[Stored items from a collection]
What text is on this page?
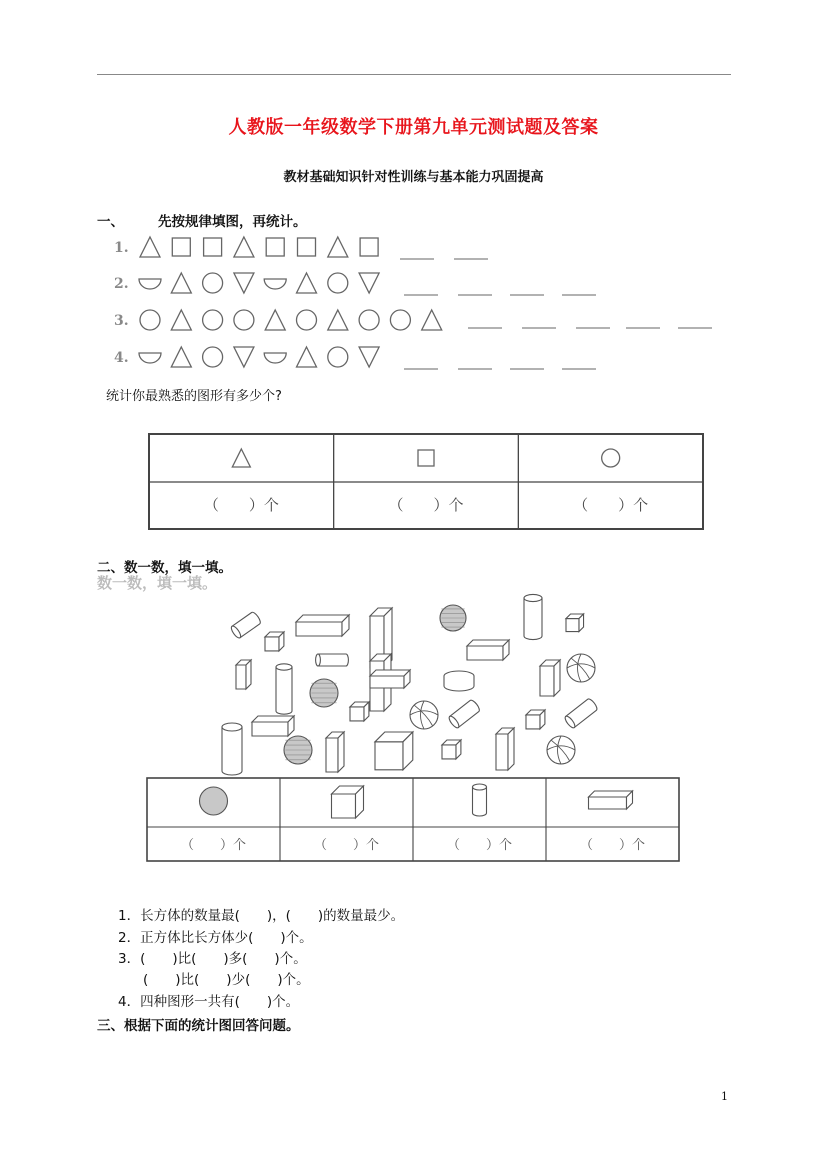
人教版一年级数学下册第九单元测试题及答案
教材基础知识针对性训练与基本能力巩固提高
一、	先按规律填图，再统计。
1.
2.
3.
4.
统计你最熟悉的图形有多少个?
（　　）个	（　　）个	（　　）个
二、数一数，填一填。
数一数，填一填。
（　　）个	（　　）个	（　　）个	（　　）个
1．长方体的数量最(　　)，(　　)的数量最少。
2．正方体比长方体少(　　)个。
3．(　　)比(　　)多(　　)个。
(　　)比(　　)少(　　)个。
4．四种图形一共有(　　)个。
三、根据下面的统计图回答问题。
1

...

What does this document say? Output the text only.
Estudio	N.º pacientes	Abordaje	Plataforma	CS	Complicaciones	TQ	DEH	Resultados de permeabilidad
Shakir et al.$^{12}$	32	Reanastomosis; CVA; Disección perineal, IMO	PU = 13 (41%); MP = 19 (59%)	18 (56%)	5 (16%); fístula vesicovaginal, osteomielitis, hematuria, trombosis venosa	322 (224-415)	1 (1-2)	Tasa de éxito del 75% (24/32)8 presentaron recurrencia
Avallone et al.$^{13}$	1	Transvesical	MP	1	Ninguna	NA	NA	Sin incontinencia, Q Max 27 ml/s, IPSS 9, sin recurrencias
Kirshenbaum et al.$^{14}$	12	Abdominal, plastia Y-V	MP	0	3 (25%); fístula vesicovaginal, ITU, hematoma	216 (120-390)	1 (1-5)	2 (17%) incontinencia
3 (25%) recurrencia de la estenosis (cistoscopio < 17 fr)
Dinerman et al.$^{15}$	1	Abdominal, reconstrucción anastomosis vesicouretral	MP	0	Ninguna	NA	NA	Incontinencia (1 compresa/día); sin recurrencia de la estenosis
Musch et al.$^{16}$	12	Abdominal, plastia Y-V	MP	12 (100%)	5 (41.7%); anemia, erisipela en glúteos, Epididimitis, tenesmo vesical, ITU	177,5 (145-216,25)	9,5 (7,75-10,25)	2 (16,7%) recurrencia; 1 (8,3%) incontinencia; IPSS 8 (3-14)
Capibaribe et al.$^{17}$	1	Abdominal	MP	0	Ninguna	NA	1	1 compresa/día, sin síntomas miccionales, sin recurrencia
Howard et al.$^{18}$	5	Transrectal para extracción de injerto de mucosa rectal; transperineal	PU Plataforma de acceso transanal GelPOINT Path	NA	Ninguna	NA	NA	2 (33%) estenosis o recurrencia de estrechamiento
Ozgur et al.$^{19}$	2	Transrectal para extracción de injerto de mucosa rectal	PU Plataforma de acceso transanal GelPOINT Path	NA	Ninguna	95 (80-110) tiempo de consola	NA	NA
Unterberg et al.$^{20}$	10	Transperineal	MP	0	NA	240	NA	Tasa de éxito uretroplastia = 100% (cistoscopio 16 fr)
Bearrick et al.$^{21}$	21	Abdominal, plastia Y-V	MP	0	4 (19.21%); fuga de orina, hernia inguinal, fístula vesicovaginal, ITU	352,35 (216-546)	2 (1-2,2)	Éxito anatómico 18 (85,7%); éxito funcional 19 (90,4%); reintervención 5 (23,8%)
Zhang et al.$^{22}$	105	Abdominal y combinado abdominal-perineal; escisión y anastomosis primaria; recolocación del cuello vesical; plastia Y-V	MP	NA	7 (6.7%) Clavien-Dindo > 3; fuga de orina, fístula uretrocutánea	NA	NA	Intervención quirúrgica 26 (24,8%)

*Your task*.
Give the count of lines that hold the word "GelPOINT", with nothing added.

*Output for this exercise*.
2